**WHAT THE EXERCISE ASKS**
Switch "Backup" to "Archive" in the rows from the start through the row containing "list-item[interactable]: Flash Card", inclusive, and give back only those rows with nothing else changed.

**AVAILABLE RECORDS**
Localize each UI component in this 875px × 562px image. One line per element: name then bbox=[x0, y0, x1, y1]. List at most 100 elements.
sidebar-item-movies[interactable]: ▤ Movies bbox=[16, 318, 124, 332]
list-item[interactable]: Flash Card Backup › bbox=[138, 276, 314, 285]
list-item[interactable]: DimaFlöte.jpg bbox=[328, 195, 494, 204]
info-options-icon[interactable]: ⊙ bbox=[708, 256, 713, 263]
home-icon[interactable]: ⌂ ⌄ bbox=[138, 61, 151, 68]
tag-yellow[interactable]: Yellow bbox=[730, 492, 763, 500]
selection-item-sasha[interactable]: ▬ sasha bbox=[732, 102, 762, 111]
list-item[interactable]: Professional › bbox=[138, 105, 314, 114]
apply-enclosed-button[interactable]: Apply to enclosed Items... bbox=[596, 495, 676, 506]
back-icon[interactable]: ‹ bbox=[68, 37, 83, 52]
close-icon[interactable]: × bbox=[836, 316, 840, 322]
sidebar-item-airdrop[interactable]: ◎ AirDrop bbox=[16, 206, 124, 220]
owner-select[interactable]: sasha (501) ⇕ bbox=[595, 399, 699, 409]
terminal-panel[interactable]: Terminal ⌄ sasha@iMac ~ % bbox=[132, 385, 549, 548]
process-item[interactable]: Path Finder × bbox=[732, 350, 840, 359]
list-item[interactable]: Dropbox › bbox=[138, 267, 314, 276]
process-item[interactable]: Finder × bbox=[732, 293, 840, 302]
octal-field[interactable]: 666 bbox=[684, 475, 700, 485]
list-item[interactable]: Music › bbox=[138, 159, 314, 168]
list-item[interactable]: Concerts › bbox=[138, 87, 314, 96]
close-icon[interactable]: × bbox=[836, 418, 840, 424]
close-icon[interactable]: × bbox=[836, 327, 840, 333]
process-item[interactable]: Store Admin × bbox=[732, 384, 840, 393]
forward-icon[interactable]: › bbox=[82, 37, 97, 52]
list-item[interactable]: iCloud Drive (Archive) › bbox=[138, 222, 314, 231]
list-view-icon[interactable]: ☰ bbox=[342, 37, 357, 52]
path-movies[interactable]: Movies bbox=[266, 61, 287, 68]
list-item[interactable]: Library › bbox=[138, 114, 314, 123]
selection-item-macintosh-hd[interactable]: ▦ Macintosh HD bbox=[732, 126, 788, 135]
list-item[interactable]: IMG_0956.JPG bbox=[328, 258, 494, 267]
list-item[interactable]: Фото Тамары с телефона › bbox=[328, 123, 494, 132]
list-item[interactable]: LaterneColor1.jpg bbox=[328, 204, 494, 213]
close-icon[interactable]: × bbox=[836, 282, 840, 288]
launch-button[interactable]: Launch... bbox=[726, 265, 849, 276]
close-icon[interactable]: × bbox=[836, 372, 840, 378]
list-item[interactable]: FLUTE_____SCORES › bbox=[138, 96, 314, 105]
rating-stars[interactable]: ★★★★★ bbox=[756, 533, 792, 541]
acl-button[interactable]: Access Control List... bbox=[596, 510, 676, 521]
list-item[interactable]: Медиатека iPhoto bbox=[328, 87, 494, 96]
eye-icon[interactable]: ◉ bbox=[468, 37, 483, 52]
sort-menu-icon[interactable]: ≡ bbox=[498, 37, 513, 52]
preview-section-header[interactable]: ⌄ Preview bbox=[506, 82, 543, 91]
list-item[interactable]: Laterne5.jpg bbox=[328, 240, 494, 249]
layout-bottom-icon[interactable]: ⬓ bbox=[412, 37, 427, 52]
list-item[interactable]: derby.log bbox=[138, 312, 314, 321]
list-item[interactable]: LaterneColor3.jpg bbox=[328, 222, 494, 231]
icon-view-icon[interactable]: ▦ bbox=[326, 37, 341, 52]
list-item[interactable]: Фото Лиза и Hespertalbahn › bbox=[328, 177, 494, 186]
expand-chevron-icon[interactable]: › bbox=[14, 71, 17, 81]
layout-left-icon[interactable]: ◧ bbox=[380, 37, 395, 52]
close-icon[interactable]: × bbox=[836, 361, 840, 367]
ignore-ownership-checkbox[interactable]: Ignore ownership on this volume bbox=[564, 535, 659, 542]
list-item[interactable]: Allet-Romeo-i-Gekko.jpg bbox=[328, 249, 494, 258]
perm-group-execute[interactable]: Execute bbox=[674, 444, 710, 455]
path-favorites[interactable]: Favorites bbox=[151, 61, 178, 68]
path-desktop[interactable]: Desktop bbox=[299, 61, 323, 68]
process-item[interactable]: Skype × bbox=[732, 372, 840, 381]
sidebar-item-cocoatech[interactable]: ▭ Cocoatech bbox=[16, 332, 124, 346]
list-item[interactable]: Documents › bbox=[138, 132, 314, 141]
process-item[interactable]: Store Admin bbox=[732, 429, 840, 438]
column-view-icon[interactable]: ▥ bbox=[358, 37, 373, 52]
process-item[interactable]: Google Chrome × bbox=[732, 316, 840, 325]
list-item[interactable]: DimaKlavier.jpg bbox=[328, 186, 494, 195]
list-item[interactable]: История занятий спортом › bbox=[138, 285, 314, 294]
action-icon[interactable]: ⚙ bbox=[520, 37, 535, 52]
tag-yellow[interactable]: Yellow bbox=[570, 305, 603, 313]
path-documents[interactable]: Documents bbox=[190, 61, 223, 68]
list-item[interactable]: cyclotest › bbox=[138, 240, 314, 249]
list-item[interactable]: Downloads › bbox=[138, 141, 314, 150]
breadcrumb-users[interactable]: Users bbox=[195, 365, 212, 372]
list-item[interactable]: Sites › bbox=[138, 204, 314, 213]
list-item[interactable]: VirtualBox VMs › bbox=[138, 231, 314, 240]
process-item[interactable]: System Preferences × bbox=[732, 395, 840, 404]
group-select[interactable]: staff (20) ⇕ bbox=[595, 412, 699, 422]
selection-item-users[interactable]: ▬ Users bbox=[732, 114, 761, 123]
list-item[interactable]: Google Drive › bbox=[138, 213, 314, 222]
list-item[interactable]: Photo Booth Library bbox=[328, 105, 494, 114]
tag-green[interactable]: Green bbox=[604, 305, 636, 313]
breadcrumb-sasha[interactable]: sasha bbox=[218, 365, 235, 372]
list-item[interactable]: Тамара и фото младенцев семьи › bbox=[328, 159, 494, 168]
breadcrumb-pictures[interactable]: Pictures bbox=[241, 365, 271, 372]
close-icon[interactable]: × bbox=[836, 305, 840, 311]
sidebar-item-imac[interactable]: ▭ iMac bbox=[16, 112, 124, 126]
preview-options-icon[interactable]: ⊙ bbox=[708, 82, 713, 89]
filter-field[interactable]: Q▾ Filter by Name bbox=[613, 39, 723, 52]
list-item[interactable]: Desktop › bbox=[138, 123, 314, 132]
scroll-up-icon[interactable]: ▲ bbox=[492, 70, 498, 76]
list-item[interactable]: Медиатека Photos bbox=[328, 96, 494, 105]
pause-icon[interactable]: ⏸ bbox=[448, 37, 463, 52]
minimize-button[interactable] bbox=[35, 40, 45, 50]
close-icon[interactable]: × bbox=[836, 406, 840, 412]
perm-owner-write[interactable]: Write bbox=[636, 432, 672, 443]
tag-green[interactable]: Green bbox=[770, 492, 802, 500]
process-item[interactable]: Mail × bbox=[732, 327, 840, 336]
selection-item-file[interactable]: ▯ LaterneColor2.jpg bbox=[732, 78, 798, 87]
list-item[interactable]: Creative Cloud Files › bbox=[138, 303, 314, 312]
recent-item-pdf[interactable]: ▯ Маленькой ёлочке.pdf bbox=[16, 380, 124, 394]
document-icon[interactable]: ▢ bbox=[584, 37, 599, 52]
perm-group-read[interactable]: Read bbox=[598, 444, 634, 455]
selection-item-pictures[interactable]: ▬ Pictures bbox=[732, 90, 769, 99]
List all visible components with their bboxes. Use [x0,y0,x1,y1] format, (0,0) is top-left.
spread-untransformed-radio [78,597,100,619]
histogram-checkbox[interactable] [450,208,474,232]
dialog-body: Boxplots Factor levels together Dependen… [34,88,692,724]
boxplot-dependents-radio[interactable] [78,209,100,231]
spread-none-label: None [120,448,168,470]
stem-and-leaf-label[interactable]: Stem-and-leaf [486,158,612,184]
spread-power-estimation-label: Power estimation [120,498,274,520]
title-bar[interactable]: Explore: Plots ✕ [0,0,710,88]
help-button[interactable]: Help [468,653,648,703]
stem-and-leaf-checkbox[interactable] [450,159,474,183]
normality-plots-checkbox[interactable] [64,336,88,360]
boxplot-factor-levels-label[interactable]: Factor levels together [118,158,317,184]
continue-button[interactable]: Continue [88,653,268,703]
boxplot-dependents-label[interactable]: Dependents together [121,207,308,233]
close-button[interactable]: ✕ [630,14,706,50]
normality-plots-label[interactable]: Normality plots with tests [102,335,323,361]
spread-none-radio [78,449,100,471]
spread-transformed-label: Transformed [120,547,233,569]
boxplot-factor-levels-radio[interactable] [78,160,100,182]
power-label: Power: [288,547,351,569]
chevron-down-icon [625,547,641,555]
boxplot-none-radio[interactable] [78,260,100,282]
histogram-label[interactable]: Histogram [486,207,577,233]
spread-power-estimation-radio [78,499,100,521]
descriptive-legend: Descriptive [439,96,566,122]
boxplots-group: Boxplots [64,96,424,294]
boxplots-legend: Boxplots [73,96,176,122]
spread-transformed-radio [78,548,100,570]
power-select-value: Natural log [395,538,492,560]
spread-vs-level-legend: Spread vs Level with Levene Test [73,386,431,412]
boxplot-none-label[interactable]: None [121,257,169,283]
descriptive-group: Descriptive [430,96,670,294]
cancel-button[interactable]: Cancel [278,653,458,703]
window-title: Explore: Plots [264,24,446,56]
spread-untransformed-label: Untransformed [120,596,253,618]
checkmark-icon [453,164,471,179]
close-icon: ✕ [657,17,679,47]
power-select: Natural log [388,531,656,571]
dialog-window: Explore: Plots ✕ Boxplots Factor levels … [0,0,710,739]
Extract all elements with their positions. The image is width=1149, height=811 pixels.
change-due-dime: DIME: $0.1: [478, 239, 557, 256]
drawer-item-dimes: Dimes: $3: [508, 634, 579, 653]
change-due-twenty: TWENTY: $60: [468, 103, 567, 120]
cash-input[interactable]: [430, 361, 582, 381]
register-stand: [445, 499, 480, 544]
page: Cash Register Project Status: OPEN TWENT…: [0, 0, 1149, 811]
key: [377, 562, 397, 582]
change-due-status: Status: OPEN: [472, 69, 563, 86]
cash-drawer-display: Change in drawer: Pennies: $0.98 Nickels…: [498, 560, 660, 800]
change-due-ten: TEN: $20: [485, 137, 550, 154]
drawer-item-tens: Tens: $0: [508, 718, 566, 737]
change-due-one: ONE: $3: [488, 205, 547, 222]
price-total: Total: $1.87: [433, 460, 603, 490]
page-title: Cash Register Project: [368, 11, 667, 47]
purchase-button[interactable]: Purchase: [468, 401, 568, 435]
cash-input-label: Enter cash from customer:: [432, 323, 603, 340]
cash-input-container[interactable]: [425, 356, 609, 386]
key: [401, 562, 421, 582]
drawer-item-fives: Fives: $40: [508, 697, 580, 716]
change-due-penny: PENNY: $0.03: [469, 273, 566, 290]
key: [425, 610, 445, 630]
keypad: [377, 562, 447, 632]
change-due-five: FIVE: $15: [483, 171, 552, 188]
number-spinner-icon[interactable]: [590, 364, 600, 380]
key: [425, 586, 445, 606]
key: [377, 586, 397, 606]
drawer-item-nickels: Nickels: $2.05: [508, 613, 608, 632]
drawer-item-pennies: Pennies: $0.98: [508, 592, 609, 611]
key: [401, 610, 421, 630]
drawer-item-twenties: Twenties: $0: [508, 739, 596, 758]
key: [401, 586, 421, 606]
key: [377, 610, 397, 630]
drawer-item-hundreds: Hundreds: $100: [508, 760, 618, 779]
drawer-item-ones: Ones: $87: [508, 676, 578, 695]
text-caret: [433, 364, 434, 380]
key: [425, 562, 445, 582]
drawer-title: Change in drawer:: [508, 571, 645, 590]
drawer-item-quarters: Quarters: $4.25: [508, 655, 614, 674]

**RESPONSE TO THIS TASK**
Localize each UI component in this 875px × 562px image. One line per element: name then bbox=[x0, y0, x1, y1]. List at most 100 elements.
sidebar-item-movies[interactable]: ▤ Movies bbox=[16, 318, 124, 332]
list-item[interactable]: Flash Card Archive › bbox=[138, 276, 314, 285]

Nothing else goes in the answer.